» BRIEF:
Exclude the pictures and reproduce the remaining data exactly as written.

START TASK MATERIAL

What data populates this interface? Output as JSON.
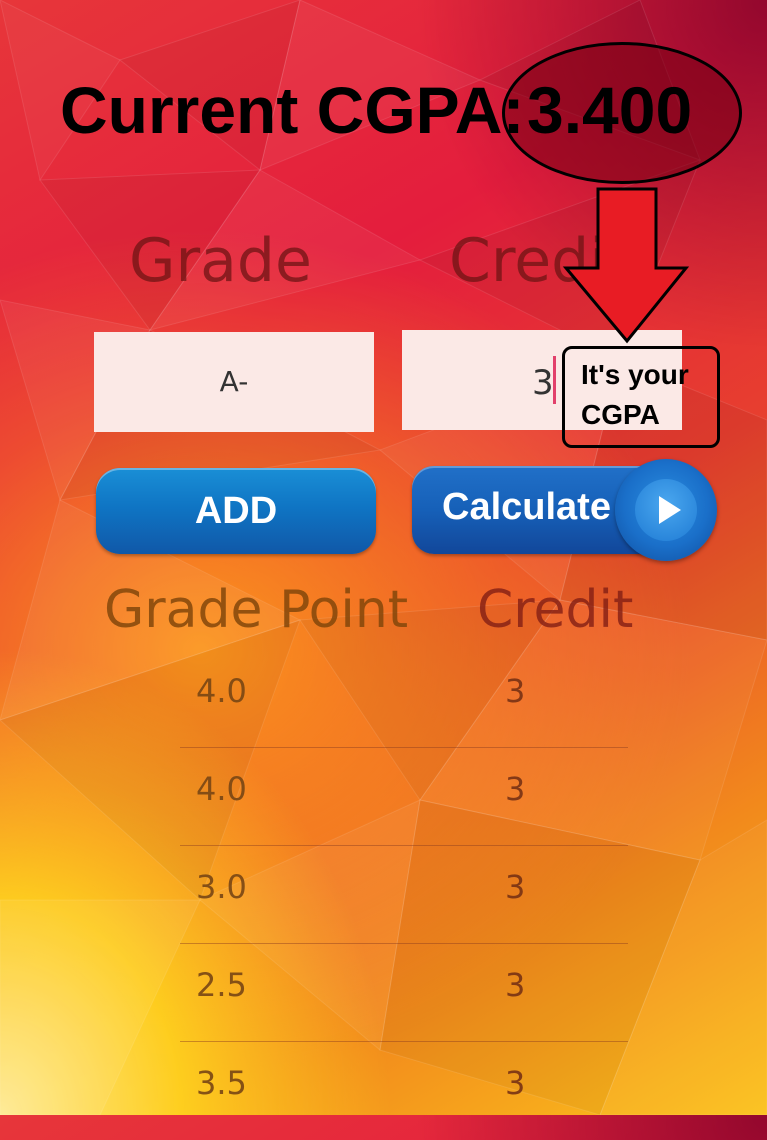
{
  "header": {
    "cgpa_label": "Current CGPA:",
    "cgpa_value": "3.400"
  },
  "inputs": {
    "grade_label": "Grade",
    "credit_label": "Credit",
    "grade_value": "A-",
    "credit_value": "3"
  },
  "buttons": {
    "add_label": "ADD",
    "calculate_label": "Calculate"
  },
  "table": {
    "headers": {
      "grade_point": "Grade Point",
      "credit": "Credit"
    },
    "rows": [
      {
        "grade_point": "4.0",
        "credit": "3"
      },
      {
        "grade_point": "4.0",
        "credit": "3"
      },
      {
        "grade_point": "3.0",
        "credit": "3"
      },
      {
        "grade_point": "2.5",
        "credit": "3"
      },
      {
        "grade_point": "3.5",
        "credit": "3"
      }
    ]
  },
  "annotation": {
    "note": "It's your CGPA",
    "arrow_icon": "red-down-arrow",
    "arrow_color": "#e81c24"
  },
  "colors": {
    "button_blue": "#1a6fc9",
    "field_background": "#fbe9e6",
    "caret": "#e2406b"
  }
}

END TASK MATERIAL

» WRITTEN REPLY:
What data populates this interface? Output as JSON.
{
  "header": {
    "cgpa_label": "Current CGPA:",
    "cgpa_value": "3.400"
  },
  "inputs": {
    "grade_label": "Grade",
    "credit_label": "Credit",
    "grade_value": "A-",
    "credit_value": "3"
  },
  "buttons": {
    "add_label": "ADD",
    "calculate_label": "Calculate"
  },
  "table": {
    "headers": {
      "grade_point": "Grade Point",
      "credit": "Credit"
    },
    "rows": [
      {
        "grade_point": "4.0",
        "credit": "3"
      },
      {
        "grade_point": "4.0",
        "credit": "3"
      },
      {
        "grade_point": "3.0",
        "credit": "3"
      },
      {
        "grade_point": "2.5",
        "credit": "3"
      },
      {
        "grade_point": "3.5",
        "credit": "3"
      }
    ]
  },
  "annotation": {
    "note": "It's your CGPA",
    "arrow_icon": "red-down-arrow",
    "arrow_color": "#e81c24"
  },
  "colors": {
    "button_blue": "#1a6fc9",
    "field_background": "#fbe9e6",
    "caret": "#e2406b"
  }
}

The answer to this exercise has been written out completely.